## Begin Exercise inputs
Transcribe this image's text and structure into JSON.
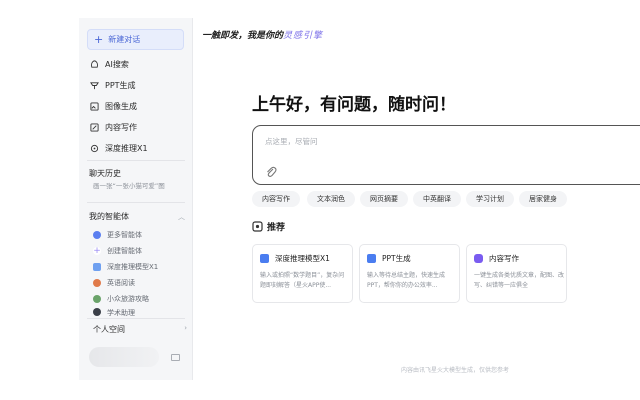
{
  "sidebar": {
    "new_chat": "新建对话",
    "nav": [
      {
        "label": "AI搜索",
        "icon": "search-icon"
      },
      {
        "label": "PPT生成",
        "icon": "ppt-icon"
      },
      {
        "label": "图像生成",
        "icon": "image-icon"
      },
      {
        "label": "内容写作",
        "icon": "pen-icon"
      },
      {
        "label": "深度推理X1",
        "icon": "atom-icon"
      }
    ],
    "history_title": "聊天历史",
    "history_items": [
      "画一张“一张小猫可爱”图"
    ],
    "agents_title": "我的智能体",
    "agents": [
      {
        "label": "更多智能体",
        "color": "#5b7ff0"
      },
      {
        "label": "创建智能体",
        "color": "#9b8cf5"
      },
      {
        "label": "深度推理模型X1",
        "color": "#6fa0f0"
      },
      {
        "label": "英语阅读",
        "color": "#e07a4a"
      },
      {
        "label": "小众旅游攻略",
        "color": "#6aa36a"
      },
      {
        "label": "学术助理",
        "color": "#3a3f48"
      }
    ],
    "personal_title": "个人空间"
  },
  "main": {
    "slogan_prefix": "一触即发，我是你的",
    "slogan_accent": "灵感引擎",
    "greeting": "上午好，有问题，随时问！",
    "input_placeholder": "点这里，尽管问",
    "chips": [
      "内容写作",
      "文本润色",
      "网页摘要",
      "中英翻译",
      "学习计划",
      "居家健身"
    ],
    "recommend_title": "推荐",
    "cards": [
      {
        "title": "深度推理模型X1",
        "desc": "输入或拍照“数学题目”，复杂问题即刻解答（星火APP使...",
        "color": "#4a7df0"
      },
      {
        "title": "PPT生成",
        "desc": "输入等待总结主题，快速生成 PPT，帮你你的办公效率...",
        "color": "#4a7df0"
      },
      {
        "title": "内容写作",
        "desc": "一键生成各类优质文章，配图、改写、纠错等一应俱全",
        "color": "#7a5cf0"
      }
    ],
    "footer_note": "内容由讯飞星火大模型生成，仅供您参考"
  }
}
## End Exercise inputs
Leave out the pictures and repeat everything else in the records exactly.

## Answer in full
Transcribe this image's text and structure into JSON.
{
  "sidebar": {
    "new_chat": "新建对话",
    "nav": [
      {
        "label": "AI搜索",
        "icon": "search-icon"
      },
      {
        "label": "PPT生成",
        "icon": "ppt-icon"
      },
      {
        "label": "图像生成",
        "icon": "image-icon"
      },
      {
        "label": "内容写作",
        "icon": "pen-icon"
      },
      {
        "label": "深度推理X1",
        "icon": "atom-icon"
      }
    ],
    "history_title": "聊天历史",
    "history_items": [
      "画一张“一张小猫可爱”图"
    ],
    "agents_title": "我的智能体",
    "agents": [
      {
        "label": "更多智能体",
        "color": "#5b7ff0"
      },
      {
        "label": "创建智能体",
        "color": "#9b8cf5"
      },
      {
        "label": "深度推理模型X1",
        "color": "#6fa0f0"
      },
      {
        "label": "英语阅读",
        "color": "#e07a4a"
      },
      {
        "label": "小众旅游攻略",
        "color": "#6aa36a"
      },
      {
        "label": "学术助理",
        "color": "#3a3f48"
      }
    ],
    "personal_title": "个人空间"
  },
  "main": {
    "slogan_prefix": "一触即发，我是你的",
    "slogan_accent": "灵感引擎",
    "greeting": "上午好，有问题，随时问！",
    "input_placeholder": "点这里，尽管问",
    "chips": [
      "内容写作",
      "文本润色",
      "网页摘要",
      "中英翻译",
      "学习计划",
      "居家健身"
    ],
    "recommend_title": "推荐",
    "cards": [
      {
        "title": "深度推理模型X1",
        "desc": "输入或拍照“数学题目”，复杂问题即刻解答（星火APP使...",
        "color": "#4a7df0"
      },
      {
        "title": "PPT生成",
        "desc": "输入等待总结主题，快速生成 PPT，帮你你的办公效率...",
        "color": "#4a7df0"
      },
      {
        "title": "内容写作",
        "desc": "一键生成各类优质文章，配图、改写、纠错等一应俱全",
        "color": "#7a5cf0"
      }
    ],
    "footer_note": "内容由讯飞星火大模型生成，仅供您参考"
  }
}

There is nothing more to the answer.